● TASK BRIEF
Set the following entries down again exactly, line by line.

|---|

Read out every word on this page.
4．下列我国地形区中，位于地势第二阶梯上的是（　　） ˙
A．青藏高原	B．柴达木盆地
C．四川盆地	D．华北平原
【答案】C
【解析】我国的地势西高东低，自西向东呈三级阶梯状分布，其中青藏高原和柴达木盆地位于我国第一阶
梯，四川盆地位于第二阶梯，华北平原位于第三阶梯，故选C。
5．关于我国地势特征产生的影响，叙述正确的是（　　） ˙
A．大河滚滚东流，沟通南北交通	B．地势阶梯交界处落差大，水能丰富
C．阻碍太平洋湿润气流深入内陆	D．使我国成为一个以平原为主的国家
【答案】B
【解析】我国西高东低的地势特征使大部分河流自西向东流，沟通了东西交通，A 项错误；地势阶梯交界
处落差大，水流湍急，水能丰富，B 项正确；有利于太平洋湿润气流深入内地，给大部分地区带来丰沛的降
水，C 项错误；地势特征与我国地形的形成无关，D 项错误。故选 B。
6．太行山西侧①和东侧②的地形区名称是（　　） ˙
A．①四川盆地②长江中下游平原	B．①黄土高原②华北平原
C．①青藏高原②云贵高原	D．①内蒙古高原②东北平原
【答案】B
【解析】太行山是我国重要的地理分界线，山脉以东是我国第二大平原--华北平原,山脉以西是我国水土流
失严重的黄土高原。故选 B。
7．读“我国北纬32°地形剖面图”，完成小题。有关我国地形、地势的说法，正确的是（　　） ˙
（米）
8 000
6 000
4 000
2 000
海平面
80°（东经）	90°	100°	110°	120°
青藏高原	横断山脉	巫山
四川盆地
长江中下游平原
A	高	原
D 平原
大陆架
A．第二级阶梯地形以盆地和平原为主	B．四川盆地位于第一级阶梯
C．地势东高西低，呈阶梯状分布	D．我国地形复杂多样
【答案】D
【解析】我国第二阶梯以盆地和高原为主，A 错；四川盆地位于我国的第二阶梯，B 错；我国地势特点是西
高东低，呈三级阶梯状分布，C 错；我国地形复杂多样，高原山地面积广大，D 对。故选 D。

|---|

● SOLUTION FOR THIS TASK
Read out every word on this page.
4．下列我国地形区中，位于地势第二阶梯上的是（　　） ˙
A．青藏高原	B．柴达木盆地
C．四川盆地	D．华北平原
【答案】C
【解析】我国的地势西高东低，自西向东呈三级阶梯状分布，其中青藏高原和柴达木盆地位于我国第一阶
梯，四川盆地位于第二阶梯，华北平原位于第三阶梯，故选C。
5．关于我国地势特征产生的影响，叙述正确的是（　　） ˙
A．大河滚滚东流，沟通南北交通	B．地势阶梯交界处落差大，水能丰富
C．阻碍太平洋湿润气流深入内陆	D．使我国成为一个以平原为主的国家
【答案】B
【解析】我国西高东低的地势特征使大部分河流自西向东流，沟通了东西交通，A 项错误；地势阶梯交界
处落差大，水流湍急，水能丰富，B 项正确；有利于太平洋湿润气流深入内地，给大部分地区带来丰沛的降
水，C 项错误；地势特征与我国地形的形成无关，D 项错误。故选 B。
6．太行山西侧①和东侧②的地形区名称是（　　） ˙
A．①四川盆地②长江中下游平原	B．①黄土高原②华北平原
C．①青藏高原②云贵高原	D．①内蒙古高原②东北平原
【答案】B
【解析】太行山是我国重要的地理分界线，山脉以东是我国第二大平原--华北平原,山脉以西是我国水土流
失严重的黄土高原。故选 B。
7．读“我国北纬32°地形剖面图”，完成小题。有关我国地形、地势的说法，正确的是（　　） ˙
（米）
8 000
6 000
4 000
2 000
海平面
80°（东经）	90°	100°	110°	120°
青藏高原	横断山脉	巫山
四川盆地
长江中下游平原
A	高	原
D 平原
大陆架
A．第二级阶梯地形以盆地和平原为主	B．四川盆地位于第一级阶梯
C．地势东高西低，呈阶梯状分布	D．我国地形复杂多样
【答案】D
【解析】我国第二阶梯以盆地和高原为主，A 错；四川盆地位于我国的第二阶梯，B 错；我国地势特点是西
高东低，呈三级阶梯状分布，C 错；我国地形复杂多样，高原山地面积广大，D 对。故选 D。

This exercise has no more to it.